-- What you are asked to do --
Go through the entries below and collect each line with the string "title" in it.

-- start of Records shown --

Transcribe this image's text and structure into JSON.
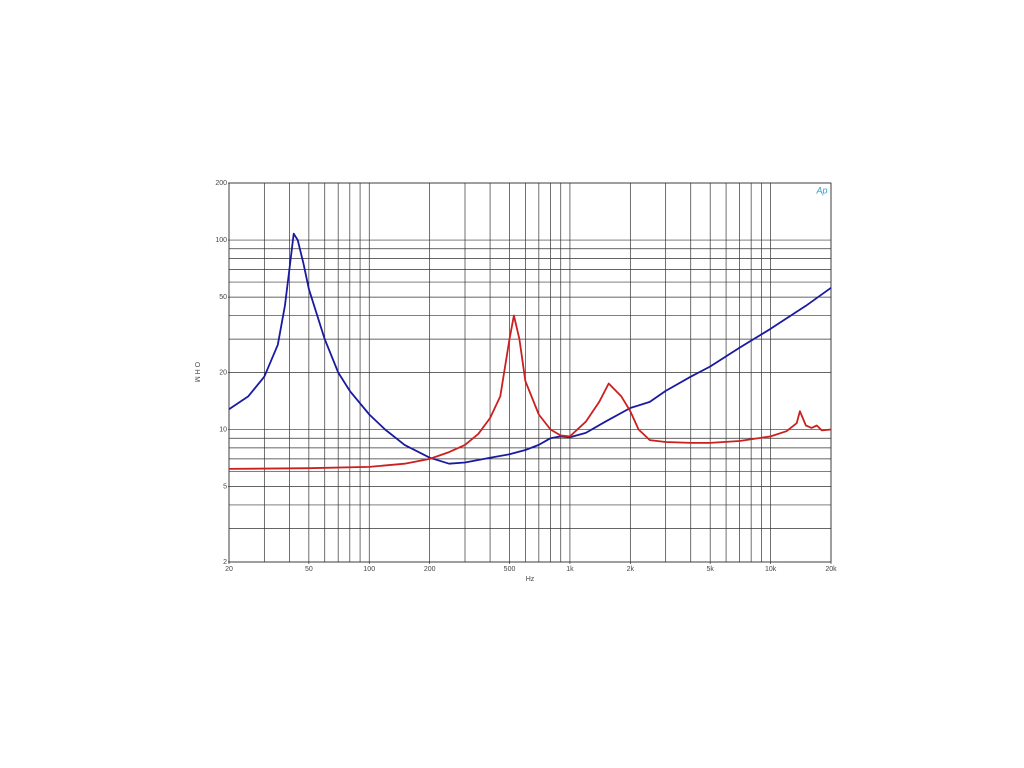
{
  "chart_data": {
    "type": "line",
    "logo": "Ap",
    "x_label": "Hz",
    "y_label": "O H M",
    "xscale": "log",
    "yscale": "log",
    "grid": true,
    "xlim": [
      20,
      20000
    ],
    "ylim": [
      2,
      200
    ],
    "xticks": [
      20,
      50,
      100,
      200,
      500,
      {
        "value": 1000,
        "label": "1k"
      },
      {
        "value": 2000,
        "label": "2k"
      },
      {
        "value": 5000,
        "label": "5k"
      },
      {
        "value": 10000,
        "label": "10k"
      },
      {
        "value": 20000,
        "label": "20k"
      }
    ],
    "yticks": [
      2,
      5,
      10,
      20,
      50,
      100,
      200
    ],
    "xgrid": [
      20,
      30,
      40,
      50,
      60,
      70,
      80,
      90,
      100,
      200,
      300,
      400,
      500,
      600,
      700,
      800,
      900,
      1000,
      2000,
      3000,
      4000,
      5000,
      6000,
      7000,
      8000,
      9000,
      10000,
      20000
    ],
    "ygrid": [
      2,
      3,
      4,
      5,
      6,
      7,
      8,
      9,
      10,
      20,
      30,
      40,
      50,
      60,
      70,
      80,
      90,
      100,
      200
    ],
    "series": [
      {
        "color": "#1a1aa0",
        "x": [
          20,
          25,
          30,
          35,
          38,
          40,
          42,
          44,
          47,
          50,
          60,
          70,
          80,
          100,
          120,
          150,
          200,
          250,
          300,
          400,
          500,
          600,
          700,
          800,
          900,
          1000,
          1200,
          1500,
          2000,
          2500,
          3000,
          4000,
          5000,
          7000,
          10000,
          15000,
          20000
        ],
        "values": [
          12.8,
          15,
          19,
          28,
          45,
          70,
          108,
          100,
          75,
          55,
          30,
          20,
          16,
          12,
          10,
          8.3,
          7.1,
          6.6,
          6.7,
          7.1,
          7.4,
          7.8,
          8.3,
          9.0,
          9.2,
          9.1,
          9.6,
          11,
          13,
          14,
          16,
          19,
          21.5,
          27,
          34,
          45,
          56
        ]
      },
      {
        "color": "#cc1f1f",
        "x": [
          20,
          50,
          100,
          150,
          200,
          250,
          300,
          350,
          400,
          450,
          500,
          526,
          560,
          600,
          700,
          800,
          900,
          1000,
          1200,
          1400,
          1560,
          1800,
          2000,
          2200,
          2500,
          3000,
          4000,
          5000,
          7000,
          10000,
          12000,
          13500,
          14000,
          15000,
          16000,
          17000,
          18000,
          20000
        ],
        "values": [
          6.2,
          6.25,
          6.35,
          6.6,
          7.0,
          7.6,
          8.3,
          9.5,
          11.5,
          15,
          30,
          40,
          30,
          18,
          12,
          10,
          9.3,
          9.2,
          11,
          14,
          17.5,
          15,
          12.5,
          10,
          8.8,
          8.6,
          8.5,
          8.5,
          8.7,
          9.2,
          9.8,
          10.8,
          12.5,
          10.5,
          10.2,
          10.5,
          9.9,
          10.0
        ]
      }
    ]
  }
}
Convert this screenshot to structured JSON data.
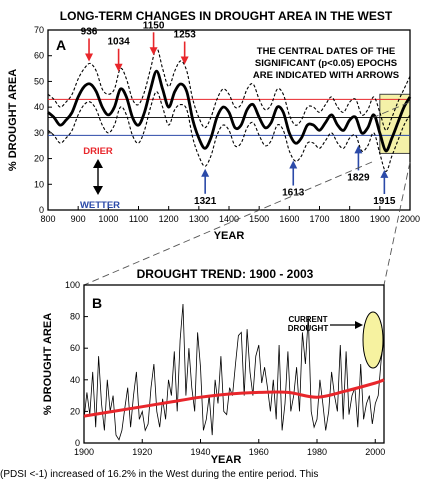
{
  "chart_data": [
    {
      "type": "line",
      "panel": "A",
      "title": "LONG-TERM CHANGES IN DROUGHT AREA IN THE WEST",
      "xlabel": "YEAR",
      "ylabel": "% DROUGHT AREA",
      "xlim": [
        800,
        2000
      ],
      "ylim": [
        0,
        70
      ],
      "xticks": [
        "800",
        "900",
        "1000",
        "1100",
        "1200",
        "1300",
        "1400",
        "1500",
        "1600",
        "1700",
        "1800",
        "1900",
        "2000"
      ],
      "yticks": [
        "0",
        "10",
        "20",
        "30",
        "40",
        "50",
        "60",
        "70"
      ],
      "grid": false,
      "mean": 36,
      "x": [
        800,
        820,
        840,
        860,
        880,
        900,
        920,
        940,
        960,
        980,
        1000,
        1020,
        1040,
        1060,
        1080,
        1100,
        1120,
        1140,
        1160,
        1180,
        1200,
        1220,
        1240,
        1260,
        1280,
        1300,
        1320,
        1340,
        1360,
        1380,
        1400,
        1420,
        1440,
        1460,
        1480,
        1500,
        1520,
        1540,
        1560,
        1580,
        1600,
        1620,
        1640,
        1660,
        1680,
        1700,
        1720,
        1740,
        1760,
        1780,
        1800,
        1820,
        1840,
        1860,
        1880,
        1900,
        1920,
        1940,
        1960,
        1980,
        2000
      ],
      "series": [
        {
          "name": "smoothed",
          "values": [
            38,
            36,
            33,
            35,
            38,
            44,
            48,
            49,
            46,
            40,
            37,
            40,
            47,
            44,
            36,
            33,
            38,
            47,
            54,
            47,
            40,
            46,
            49,
            46,
            35,
            28,
            24,
            28,
            36,
            40,
            38,
            32,
            33,
            39,
            41,
            36,
            32,
            34,
            40,
            38,
            30,
            26,
            28,
            33,
            33,
            31,
            34,
            37,
            33,
            31,
            35,
            36,
            30,
            32,
            37,
            30,
            23,
            28,
            34,
            40,
            44
          ]
        },
        {
          "name": "upper",
          "values": [
            45,
            43,
            40,
            42,
            45,
            51,
            55,
            57,
            54,
            47,
            45,
            47,
            55,
            51,
            43,
            41,
            46,
            55,
            63,
            55,
            48,
            54,
            58,
            54,
            43,
            36,
            32,
            36,
            43,
            47,
            45,
            40,
            41,
            47,
            49,
            43,
            39,
            41,
            47,
            45,
            37,
            33,
            35,
            40,
            40,
            38,
            41,
            44,
            40,
            38,
            42,
            43,
            37,
            39,
            44,
            38,
            31,
            36,
            42,
            47,
            52
          ]
        },
        {
          "name": "lower",
          "values": [
            31,
            29,
            26,
            28,
            31,
            37,
            41,
            42,
            39,
            33,
            30,
            33,
            40,
            37,
            29,
            26,
            31,
            40,
            46,
            40,
            33,
            39,
            41,
            39,
            28,
            21,
            17,
            21,
            29,
            33,
            31,
            25,
            26,
            32,
            34,
            29,
            25,
            27,
            33,
            31,
            23,
            19,
            21,
            26,
            26,
            24,
            27,
            30,
            26,
            24,
            28,
            29,
            23,
            25,
            30,
            22,
            15,
            21,
            27,
            33,
            37
          ]
        }
      ],
      "drier_label": "DRIER",
      "wetter_label": "WETTER",
      "epoch_note": [
        "THE CENTRAL DATES OF THE",
        "SIGNIFICANT (p<0.05) EPOCHS",
        "ARE INDICATED WITH ARROWS"
      ],
      "drier_epochs": [
        936,
        1034,
        1150,
        1253
      ],
      "wetter_epochs": [
        1321,
        1613,
        1829,
        1915
      ],
      "drier_epoch_labels": [
        "936",
        "1034",
        "1150",
        "1253"
      ],
      "wetter_epoch_labels": [
        "1321",
        "1613",
        "1829",
        "1915"
      ],
      "colors": {
        "drier": "#e8262b",
        "wetter": "#2b4aa8",
        "highlight": "#f4f1a8"
      }
    },
    {
      "type": "line",
      "panel": "B",
      "title": "DROUGHT TREND:  1900 - 2003",
      "xlabel": "YEAR",
      "ylabel": "% DROUGHT AREA",
      "xlim": [
        1900,
        2003
      ],
      "ylim": [
        0,
        100
      ],
      "xticks": [
        "1900",
        "1920",
        "1940",
        "1960",
        "1980",
        "2000"
      ],
      "yticks": [
        "0",
        "20",
        "40",
        "60",
        "80",
        "100"
      ],
      "grid": false,
      "annotation": [
        "CURRENT",
        "DROUGHT"
      ],
      "series": [
        {
          "name": "annual",
          "years_start": 1900,
          "values": [
            15,
            32,
            18,
            45,
            10,
            55,
            25,
            8,
            40,
            20,
            30,
            5,
            2,
            8,
            22,
            35,
            10,
            30,
            45,
            15,
            20,
            8,
            12,
            35,
            50,
            20,
            10,
            28,
            15,
            40,
            30,
            58,
            20,
            65,
            88,
            30,
            60,
            35,
            20,
            70,
            48,
            8,
            15,
            30,
            5,
            40,
            25,
            55,
            20,
            18,
            35,
            30,
            50,
            68,
            70,
            30,
            72,
            45,
            30,
            55,
            62,
            38,
            48,
            35,
            20,
            40,
            15,
            62,
            8,
            25,
            58,
            20,
            30,
            48,
            20,
            70,
            50,
            80,
            20,
            10,
            15,
            40,
            25,
            8,
            20,
            45,
            30,
            20,
            62,
            15,
            58,
            18,
            30,
            35,
            10,
            50,
            15,
            25,
            30,
            12,
            25,
            30,
            52,
            66
          ]
        },
        {
          "name": "trend",
          "x": [
            1900,
            1910,
            1920,
            1930,
            1940,
            1950,
            1960,
            1970,
            1980,
            1990,
            2000,
            2003
          ],
          "values": [
            17,
            20,
            23,
            26,
            29,
            31,
            32,
            32,
            29,
            33,
            38,
            40
          ]
        }
      ],
      "colors": {
        "annual": "#000000",
        "trend": "#e8262b",
        "oval": "#f6f2a0"
      }
    }
  ],
  "caption": "(PDSI <-1) increased of 16.2% in the West during the entire period. This"
}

-- end of Records shown --

-- Response below --
      "title": "LONG-TERM CHANGES IN DROUGHT AREA IN THE WEST",
      "title": "DROUGHT TREND:  1900 - 2003",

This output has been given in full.